**Written exercise:** Reproduce the data without alteration, from its first line through the line containing "point-s2-113 (1049, 104, 1064, 119)", with both of those lines included.

**Exercise material:**

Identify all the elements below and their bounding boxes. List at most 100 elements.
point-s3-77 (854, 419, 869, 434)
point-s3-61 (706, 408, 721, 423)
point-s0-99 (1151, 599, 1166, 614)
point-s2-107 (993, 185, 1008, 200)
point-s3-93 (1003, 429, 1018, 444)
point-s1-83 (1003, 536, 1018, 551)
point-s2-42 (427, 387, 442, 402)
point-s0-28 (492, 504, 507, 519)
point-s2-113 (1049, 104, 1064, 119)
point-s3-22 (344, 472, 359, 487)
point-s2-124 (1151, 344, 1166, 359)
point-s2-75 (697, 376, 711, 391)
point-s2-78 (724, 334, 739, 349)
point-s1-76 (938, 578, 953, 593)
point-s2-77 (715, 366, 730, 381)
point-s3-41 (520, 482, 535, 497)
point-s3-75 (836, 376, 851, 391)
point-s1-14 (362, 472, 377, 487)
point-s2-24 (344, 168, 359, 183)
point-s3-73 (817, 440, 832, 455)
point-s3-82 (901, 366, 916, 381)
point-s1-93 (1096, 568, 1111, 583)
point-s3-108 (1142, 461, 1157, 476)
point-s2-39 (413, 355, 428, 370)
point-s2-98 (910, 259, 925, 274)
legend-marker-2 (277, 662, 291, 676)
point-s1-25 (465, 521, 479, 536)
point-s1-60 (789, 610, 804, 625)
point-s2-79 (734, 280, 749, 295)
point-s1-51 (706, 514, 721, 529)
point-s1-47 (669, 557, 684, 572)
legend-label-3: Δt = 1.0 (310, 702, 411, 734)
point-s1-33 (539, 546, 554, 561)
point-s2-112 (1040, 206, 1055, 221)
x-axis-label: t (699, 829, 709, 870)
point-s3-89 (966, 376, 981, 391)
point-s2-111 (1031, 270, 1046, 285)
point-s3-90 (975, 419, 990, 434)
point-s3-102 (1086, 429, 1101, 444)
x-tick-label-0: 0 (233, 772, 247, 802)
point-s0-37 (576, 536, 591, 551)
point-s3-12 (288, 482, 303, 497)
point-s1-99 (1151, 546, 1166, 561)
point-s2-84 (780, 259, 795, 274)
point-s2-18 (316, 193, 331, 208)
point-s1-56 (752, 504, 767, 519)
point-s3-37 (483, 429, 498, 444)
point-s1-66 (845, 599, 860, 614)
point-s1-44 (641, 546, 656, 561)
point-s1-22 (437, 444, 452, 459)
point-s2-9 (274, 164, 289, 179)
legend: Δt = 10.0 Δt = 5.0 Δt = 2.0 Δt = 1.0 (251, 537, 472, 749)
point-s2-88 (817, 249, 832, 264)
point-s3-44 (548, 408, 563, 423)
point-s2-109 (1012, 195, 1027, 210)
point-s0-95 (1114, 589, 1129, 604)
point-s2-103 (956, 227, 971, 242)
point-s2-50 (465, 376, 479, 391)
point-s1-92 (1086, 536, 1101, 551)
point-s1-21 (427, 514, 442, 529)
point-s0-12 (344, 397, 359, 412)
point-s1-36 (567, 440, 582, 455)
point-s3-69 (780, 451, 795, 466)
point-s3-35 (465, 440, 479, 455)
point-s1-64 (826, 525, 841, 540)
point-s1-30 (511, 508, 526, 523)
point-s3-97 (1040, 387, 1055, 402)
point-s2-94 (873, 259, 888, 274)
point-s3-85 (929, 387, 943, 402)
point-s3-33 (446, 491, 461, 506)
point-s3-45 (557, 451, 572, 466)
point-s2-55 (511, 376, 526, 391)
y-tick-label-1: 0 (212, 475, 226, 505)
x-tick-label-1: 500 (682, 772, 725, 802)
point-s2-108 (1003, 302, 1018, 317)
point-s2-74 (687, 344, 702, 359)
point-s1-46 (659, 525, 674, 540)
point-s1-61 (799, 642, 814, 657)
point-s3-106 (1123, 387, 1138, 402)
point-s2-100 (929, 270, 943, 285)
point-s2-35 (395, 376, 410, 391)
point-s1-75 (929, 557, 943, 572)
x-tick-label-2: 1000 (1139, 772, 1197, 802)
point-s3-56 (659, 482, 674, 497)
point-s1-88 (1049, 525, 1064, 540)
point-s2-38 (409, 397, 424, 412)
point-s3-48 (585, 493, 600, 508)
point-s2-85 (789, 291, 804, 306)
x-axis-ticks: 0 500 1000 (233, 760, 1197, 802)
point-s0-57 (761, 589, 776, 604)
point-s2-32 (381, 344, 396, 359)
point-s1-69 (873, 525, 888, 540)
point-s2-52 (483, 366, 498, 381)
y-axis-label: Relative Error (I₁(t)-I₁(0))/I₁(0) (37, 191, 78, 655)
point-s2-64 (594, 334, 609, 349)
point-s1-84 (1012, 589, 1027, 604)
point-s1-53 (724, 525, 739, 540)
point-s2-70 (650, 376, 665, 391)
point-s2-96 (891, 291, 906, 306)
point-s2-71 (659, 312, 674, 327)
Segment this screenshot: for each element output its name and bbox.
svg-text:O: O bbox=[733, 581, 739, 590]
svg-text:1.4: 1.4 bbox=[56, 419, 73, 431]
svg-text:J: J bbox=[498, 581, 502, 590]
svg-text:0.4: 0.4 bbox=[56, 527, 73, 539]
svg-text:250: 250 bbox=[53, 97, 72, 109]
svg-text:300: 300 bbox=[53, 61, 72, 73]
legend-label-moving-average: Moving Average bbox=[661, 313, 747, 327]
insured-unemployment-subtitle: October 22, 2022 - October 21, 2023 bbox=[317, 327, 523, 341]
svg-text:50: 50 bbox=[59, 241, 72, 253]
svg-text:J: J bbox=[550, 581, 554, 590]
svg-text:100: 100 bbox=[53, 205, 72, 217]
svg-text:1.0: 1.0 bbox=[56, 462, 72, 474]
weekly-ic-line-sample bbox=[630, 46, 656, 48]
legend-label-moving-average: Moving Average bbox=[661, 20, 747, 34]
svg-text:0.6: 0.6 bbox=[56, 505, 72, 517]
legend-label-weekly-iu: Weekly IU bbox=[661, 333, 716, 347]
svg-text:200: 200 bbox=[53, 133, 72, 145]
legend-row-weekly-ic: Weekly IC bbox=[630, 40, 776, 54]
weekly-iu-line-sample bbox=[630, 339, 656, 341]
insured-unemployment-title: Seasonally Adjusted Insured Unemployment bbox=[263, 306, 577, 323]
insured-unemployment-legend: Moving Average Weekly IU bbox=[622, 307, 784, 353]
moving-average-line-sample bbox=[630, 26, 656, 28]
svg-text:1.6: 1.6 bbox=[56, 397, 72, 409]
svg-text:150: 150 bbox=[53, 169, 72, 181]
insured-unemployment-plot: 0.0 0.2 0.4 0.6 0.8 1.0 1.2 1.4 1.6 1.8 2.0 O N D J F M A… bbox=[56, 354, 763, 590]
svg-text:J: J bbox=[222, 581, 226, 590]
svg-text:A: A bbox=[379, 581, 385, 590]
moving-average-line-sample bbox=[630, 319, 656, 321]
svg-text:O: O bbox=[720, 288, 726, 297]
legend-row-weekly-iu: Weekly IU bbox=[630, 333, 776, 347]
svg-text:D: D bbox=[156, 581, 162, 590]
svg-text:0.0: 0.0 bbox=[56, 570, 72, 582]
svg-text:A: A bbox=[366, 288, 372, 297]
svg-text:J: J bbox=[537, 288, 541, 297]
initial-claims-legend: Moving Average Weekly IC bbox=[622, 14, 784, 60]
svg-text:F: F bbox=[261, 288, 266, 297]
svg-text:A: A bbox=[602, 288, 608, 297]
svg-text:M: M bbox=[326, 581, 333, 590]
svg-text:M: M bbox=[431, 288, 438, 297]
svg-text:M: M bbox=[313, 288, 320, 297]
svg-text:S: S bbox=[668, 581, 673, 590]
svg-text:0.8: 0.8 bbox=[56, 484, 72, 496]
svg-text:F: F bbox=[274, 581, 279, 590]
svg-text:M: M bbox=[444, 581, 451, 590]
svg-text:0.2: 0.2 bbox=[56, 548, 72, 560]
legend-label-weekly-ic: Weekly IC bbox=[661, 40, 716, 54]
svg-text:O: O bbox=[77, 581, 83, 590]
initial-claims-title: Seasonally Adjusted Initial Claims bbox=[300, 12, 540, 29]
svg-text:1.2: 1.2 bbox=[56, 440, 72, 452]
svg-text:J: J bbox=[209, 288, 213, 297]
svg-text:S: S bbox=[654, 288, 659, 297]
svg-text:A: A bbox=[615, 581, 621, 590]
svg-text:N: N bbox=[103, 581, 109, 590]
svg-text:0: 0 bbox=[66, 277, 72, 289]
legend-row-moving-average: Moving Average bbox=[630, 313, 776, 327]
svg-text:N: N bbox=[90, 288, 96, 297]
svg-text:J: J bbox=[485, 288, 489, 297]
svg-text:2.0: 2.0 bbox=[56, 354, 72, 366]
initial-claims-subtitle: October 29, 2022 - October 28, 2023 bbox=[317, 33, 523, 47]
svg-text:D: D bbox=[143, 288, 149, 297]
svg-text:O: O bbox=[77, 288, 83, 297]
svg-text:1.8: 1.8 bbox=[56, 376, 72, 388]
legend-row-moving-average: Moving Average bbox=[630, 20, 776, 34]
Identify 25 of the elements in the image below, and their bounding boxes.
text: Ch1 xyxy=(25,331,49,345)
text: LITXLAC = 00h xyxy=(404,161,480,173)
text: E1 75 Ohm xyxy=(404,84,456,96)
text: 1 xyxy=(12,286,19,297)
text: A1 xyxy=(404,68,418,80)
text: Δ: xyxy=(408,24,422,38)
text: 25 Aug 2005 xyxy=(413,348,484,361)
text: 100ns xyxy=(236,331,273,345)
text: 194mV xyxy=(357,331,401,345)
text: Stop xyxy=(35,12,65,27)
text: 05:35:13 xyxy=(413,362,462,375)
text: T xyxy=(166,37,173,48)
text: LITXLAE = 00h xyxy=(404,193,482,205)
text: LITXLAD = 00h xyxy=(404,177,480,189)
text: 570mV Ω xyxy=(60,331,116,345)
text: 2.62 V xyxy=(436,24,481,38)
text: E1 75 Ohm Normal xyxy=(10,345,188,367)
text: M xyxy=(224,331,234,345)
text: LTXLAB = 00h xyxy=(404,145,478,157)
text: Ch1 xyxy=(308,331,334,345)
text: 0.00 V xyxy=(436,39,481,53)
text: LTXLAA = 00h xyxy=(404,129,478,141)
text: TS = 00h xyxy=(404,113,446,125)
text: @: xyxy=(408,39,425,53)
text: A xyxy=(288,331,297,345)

**Output of the task:**
Identify all the elements below and their bounding boxes. List at most 100 elements.
point-s3-77 (854, 419, 869, 434)
point-s3-61 (706, 408, 721, 423)
point-s0-99 (1151, 599, 1166, 614)
point-s2-107 (993, 185, 1008, 200)
point-s3-93 (1003, 429, 1018, 444)
point-s1-83 (1003, 536, 1018, 551)
point-s2-42 (427, 387, 442, 402)
point-s0-28 (492, 504, 507, 519)
point-s2-113 (1049, 104, 1064, 119)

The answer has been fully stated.